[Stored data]
* BEGIN *
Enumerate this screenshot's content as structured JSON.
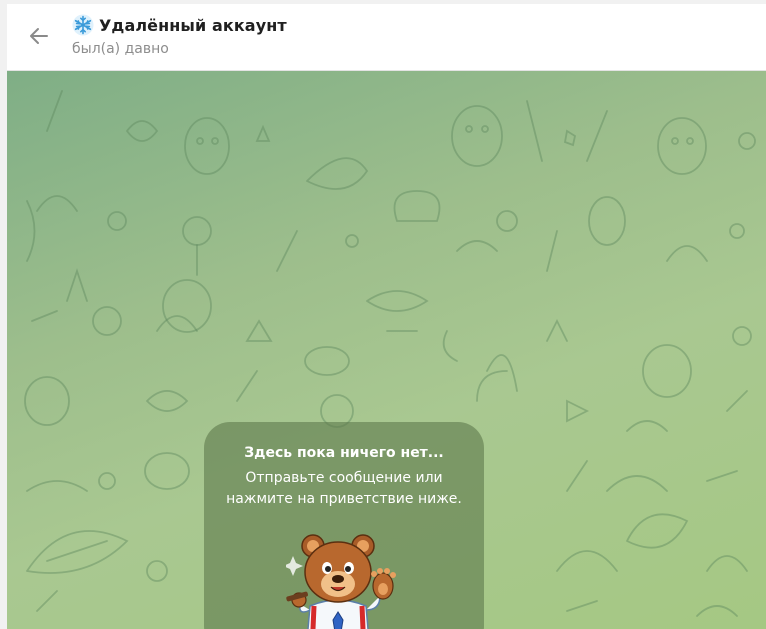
{
  "header": {
    "title": "Удалённый аккаунт",
    "status": "был(а) давно",
    "back_icon": "arrow-left-icon",
    "avatar_icon": "snowflake-icon"
  },
  "empty_state": {
    "title": "Здесь пока ничего нет...",
    "text": "Отправьте сообщение или нажмите на приветствие ниже.",
    "sticker": "bear-greeting-sticker"
  },
  "colors": {
    "chat_background": "#9dbe8c",
    "card_background": "#607a4e",
    "accent": "#4aa3df"
  }
}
* END *
Written request: Look through the listing above and count the lines where the string "title" appears. Report the number only.

Answer to this problem: 2